▶ _Saved entries_
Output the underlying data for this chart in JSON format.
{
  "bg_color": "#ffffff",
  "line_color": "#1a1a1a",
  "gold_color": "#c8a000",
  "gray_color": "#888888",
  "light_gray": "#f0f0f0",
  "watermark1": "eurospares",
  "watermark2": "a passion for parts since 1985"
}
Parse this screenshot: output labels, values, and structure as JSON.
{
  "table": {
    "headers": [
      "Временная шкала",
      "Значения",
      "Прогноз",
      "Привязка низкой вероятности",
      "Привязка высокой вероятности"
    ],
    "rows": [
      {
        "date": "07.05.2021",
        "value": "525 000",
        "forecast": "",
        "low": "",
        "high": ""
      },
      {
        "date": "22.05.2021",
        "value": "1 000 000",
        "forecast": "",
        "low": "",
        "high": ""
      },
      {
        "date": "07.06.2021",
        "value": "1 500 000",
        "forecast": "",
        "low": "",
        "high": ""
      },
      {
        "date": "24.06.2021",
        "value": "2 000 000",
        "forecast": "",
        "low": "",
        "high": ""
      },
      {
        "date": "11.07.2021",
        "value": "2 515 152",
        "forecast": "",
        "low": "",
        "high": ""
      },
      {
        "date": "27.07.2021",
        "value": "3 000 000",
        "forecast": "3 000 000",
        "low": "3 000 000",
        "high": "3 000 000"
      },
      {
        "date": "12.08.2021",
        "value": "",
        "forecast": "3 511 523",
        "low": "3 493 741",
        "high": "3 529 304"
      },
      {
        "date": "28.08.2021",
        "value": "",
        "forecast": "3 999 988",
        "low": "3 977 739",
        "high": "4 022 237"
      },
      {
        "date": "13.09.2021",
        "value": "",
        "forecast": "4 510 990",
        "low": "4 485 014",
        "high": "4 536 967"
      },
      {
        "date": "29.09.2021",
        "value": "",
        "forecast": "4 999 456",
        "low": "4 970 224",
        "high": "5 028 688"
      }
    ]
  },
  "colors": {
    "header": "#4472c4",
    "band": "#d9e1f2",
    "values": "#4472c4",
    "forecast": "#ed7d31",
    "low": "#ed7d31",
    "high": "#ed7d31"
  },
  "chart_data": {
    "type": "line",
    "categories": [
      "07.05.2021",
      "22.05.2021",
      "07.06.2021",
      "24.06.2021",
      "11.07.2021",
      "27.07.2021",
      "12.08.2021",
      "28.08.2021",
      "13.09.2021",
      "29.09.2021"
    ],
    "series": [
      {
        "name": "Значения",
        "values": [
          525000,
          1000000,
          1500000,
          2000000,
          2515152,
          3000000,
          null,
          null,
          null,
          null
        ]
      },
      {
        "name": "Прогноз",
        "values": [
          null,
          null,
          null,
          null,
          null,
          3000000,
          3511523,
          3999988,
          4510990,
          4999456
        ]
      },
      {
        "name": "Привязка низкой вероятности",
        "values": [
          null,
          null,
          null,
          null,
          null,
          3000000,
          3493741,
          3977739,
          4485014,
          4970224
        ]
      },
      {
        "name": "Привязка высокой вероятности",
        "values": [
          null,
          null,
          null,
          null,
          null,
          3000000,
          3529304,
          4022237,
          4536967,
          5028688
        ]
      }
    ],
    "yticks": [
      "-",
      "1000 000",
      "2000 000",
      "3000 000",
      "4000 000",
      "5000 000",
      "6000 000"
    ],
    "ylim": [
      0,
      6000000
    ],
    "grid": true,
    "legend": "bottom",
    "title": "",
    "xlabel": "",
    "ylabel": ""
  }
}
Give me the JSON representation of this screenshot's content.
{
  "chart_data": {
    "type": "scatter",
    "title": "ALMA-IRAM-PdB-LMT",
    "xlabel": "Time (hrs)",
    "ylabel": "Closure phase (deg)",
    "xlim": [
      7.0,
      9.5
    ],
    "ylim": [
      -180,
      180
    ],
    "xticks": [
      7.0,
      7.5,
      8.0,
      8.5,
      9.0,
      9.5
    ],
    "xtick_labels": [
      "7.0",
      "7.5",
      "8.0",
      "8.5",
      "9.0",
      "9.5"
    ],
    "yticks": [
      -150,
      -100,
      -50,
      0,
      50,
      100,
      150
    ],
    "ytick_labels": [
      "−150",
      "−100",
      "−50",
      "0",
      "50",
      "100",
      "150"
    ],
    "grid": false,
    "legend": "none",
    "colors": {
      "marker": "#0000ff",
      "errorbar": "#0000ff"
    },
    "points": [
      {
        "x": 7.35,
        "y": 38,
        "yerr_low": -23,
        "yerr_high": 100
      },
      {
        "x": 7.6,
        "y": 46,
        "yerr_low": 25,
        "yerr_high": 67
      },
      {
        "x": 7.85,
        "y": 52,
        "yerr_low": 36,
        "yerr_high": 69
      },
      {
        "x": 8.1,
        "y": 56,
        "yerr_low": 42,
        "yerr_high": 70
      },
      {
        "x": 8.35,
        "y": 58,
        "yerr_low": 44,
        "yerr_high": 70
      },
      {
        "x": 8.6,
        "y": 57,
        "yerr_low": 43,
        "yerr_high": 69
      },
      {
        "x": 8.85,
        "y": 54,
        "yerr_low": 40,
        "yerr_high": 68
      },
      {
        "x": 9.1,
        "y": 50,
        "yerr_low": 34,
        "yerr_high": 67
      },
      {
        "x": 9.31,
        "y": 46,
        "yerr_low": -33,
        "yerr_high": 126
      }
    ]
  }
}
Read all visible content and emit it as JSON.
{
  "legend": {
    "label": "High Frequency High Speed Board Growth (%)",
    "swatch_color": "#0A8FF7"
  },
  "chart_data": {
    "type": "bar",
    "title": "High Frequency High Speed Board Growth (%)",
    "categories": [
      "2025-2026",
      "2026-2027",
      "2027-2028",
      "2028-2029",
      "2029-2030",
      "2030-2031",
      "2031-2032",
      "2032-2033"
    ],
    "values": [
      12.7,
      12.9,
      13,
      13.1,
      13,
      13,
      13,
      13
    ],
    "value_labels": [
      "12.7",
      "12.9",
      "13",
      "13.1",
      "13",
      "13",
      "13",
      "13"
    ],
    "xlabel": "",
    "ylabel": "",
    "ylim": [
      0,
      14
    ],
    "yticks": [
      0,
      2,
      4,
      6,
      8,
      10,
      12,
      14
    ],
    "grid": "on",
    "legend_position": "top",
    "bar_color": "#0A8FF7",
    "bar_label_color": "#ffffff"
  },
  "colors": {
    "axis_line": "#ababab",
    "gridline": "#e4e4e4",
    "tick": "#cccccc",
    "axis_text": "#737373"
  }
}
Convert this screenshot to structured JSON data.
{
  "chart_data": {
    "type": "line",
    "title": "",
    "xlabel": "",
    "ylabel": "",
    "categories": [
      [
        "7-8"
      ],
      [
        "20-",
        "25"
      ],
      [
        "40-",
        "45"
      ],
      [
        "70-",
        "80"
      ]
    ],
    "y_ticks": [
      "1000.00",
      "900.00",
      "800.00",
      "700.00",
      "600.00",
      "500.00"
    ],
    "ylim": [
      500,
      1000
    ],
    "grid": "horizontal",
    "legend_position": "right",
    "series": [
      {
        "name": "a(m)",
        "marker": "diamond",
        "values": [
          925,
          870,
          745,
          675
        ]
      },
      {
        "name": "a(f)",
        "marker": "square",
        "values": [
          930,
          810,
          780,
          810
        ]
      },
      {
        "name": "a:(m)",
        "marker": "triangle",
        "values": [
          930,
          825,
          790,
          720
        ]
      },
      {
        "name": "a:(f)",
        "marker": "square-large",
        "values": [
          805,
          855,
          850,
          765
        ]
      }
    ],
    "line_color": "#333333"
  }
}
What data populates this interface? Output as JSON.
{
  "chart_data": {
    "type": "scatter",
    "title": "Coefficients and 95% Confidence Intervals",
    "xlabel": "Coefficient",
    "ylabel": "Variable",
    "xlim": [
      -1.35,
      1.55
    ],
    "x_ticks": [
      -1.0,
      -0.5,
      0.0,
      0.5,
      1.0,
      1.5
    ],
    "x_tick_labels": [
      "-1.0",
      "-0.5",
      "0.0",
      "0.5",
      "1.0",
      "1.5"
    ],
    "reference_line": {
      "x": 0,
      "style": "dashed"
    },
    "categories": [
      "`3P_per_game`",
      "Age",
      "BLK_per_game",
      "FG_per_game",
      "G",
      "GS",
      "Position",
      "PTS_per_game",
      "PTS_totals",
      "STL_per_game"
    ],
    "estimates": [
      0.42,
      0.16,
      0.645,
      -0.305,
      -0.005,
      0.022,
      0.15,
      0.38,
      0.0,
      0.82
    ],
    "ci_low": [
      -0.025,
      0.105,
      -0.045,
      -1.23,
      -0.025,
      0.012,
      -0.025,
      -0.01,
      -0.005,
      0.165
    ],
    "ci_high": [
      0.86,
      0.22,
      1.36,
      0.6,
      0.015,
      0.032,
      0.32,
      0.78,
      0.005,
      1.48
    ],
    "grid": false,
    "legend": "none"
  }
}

▶ _Directions for this task_
Search the entries for the string "Frequency" and collect each line that has it.

▶ _Exercise output_
    "label": "High Frequency High Speed Board Growth (%)",
    "title": "High Frequency High Speed Board Growth (%)",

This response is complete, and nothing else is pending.